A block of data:
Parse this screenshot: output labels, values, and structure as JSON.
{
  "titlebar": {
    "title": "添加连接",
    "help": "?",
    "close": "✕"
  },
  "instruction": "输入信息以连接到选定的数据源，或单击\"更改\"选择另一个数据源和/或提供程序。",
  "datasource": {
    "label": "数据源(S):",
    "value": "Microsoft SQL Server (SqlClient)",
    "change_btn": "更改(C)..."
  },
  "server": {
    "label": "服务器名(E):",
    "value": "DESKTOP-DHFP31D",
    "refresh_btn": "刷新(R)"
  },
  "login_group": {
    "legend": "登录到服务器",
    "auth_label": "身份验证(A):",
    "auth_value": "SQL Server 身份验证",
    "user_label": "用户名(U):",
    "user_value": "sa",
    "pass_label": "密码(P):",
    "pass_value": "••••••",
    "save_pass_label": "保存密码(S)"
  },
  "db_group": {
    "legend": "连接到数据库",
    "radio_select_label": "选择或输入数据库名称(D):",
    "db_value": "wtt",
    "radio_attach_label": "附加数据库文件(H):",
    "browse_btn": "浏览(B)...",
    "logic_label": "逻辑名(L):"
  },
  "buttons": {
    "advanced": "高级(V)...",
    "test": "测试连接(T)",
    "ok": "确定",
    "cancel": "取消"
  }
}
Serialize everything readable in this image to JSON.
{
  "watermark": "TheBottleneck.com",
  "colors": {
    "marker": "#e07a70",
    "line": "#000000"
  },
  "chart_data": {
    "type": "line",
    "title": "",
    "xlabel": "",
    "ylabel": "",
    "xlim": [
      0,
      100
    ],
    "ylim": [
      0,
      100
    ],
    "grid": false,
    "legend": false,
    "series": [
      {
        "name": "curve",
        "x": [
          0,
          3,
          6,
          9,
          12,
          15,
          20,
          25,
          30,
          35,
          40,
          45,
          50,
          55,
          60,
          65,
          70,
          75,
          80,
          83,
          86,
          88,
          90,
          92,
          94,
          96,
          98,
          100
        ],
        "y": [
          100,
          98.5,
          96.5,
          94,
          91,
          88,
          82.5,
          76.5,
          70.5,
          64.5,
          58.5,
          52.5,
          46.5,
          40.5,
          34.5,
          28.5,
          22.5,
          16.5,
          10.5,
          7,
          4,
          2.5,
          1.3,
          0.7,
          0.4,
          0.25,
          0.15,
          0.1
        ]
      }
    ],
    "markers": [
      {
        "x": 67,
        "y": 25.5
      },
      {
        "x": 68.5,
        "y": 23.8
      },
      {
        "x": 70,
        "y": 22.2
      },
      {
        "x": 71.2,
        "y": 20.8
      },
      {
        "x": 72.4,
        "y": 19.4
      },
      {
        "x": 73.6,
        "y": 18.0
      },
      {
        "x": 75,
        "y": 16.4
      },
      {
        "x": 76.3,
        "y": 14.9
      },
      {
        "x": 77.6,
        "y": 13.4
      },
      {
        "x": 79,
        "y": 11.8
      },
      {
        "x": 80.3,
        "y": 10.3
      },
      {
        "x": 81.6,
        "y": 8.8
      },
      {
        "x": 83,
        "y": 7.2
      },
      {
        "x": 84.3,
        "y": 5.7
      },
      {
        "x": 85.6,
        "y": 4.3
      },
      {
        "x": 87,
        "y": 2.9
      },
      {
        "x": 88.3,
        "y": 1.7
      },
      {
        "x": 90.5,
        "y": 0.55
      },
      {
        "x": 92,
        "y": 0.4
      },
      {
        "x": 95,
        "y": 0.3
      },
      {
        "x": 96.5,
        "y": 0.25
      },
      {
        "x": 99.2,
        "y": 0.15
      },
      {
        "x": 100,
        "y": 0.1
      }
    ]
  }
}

REQUIRED WORK: Output the listing above exactly as it appears.

ANSWER FOR THE TASK:
Parse this screenshot: output labels, values, and structure as JSON.
{
  "titlebar": {
    "title": "添加连接",
    "help": "?",
    "close": "✕"
  },
  "instruction": "输入信息以连接到选定的数据源，或单击\"更改\"选择另一个数据源和/或提供程序。",
  "datasource": {
    "label": "数据源(S):",
    "value": "Microsoft SQL Server (SqlClient)",
    "change_btn": "更改(C)..."
  },
  "server": {
    "label": "服务器名(E):",
    "value": "DESKTOP-DHFP31D",
    "refresh_btn": "刷新(R)"
  },
  "login_group": {
    "legend": "登录到服务器",
    "auth_label": "身份验证(A):",
    "auth_value": "SQL Server 身份验证",
    "user_label": "用户名(U):",
    "user_value": "sa",
    "pass_label": "密码(P):",
    "pass_value": "••••••",
    "save_pass_label": "保存密码(S)"
  },
  "db_group": {
    "legend": "连接到数据库",
    "radio_select_label": "选择或输入数据库名称(D):",
    "db_value": "wtt",
    "radio_attach_label": "附加数据库文件(H):",
    "browse_btn": "浏览(B)...",
    "logic_label": "逻辑名(L):"
  },
  "buttons": {
    "advanced": "高级(V)...",
    "test": "测试连接(T)",
    "ok": "确定",
    "cancel": "取消"
  }
}
Serialize everything readable in this image to JSON.
{
  "watermark": "TheBottleneck.com",
  "colors": {
    "marker": "#e07a70",
    "line": "#000000"
  },
  "chart_data": {
    "type": "line",
    "title": "",
    "xlabel": "",
    "ylabel": "",
    "xlim": [
      0,
      100
    ],
    "ylim": [
      0,
      100
    ],
    "grid": false,
    "legend": false,
    "series": [
      {
        "name": "curve",
        "x": [
          0,
          3,
          6,
          9,
          12,
          15,
          20,
          25,
          30,
          35,
          40,
          45,
          50,
          55,
          60,
          65,
          70,
          75,
          80,
          83,
          86,
          88,
          90,
          92,
          94,
          96,
          98,
          100
        ],
        "y": [
          100,
          98.5,
          96.5,
          94,
          91,
          88,
          82.5,
          76.5,
          70.5,
          64.5,
          58.5,
          52.5,
          46.5,
          40.5,
          34.5,
          28.5,
          22.5,
          16.5,
          10.5,
          7,
          4,
          2.5,
          1.3,
          0.7,
          0.4,
          0.25,
          0.15,
          0.1
        ]
      }
    ],
    "markers": [
      {
        "x": 67,
        "y": 25.5
      },
      {
        "x": 68.5,
        "y": 23.8
      },
      {
        "x": 70,
        "y": 22.2
      },
      {
        "x": 71.2,
        "y": 20.8
      },
      {
        "x": 72.4,
        "y": 19.4
      },
      {
        "x": 73.6,
        "y": 18.0
      },
      {
        "x": 75,
        "y": 16.4
      },
      {
        "x": 76.3,
        "y": 14.9
      },
      {
        "x": 77.6,
        "y": 13.4
      },
      {
        "x": 79,
        "y": 11.8
      },
      {
        "x": 80.3,
        "y": 10.3
      },
      {
        "x": 81.6,
        "y": 8.8
      },
      {
        "x": 83,
        "y": 7.2
      },
      {
        "x": 84.3,
        "y": 5.7
      },
      {
        "x": 85.6,
        "y": 4.3
      },
      {
        "x": 87,
        "y": 2.9
      },
      {
        "x": 88.3,
        "y": 1.7
      },
      {
        "x": 90.5,
        "y": 0.55
      },
      {
        "x": 92,
        "y": 0.4
      },
      {
        "x": 95,
        "y": 0.3
      },
      {
        "x": 96.5,
        "y": 0.25
      },
      {
        "x": 99.2,
        "y": 0.15
      },
      {
        "x": 100,
        "y": 0.1
      }
    ]
  }
}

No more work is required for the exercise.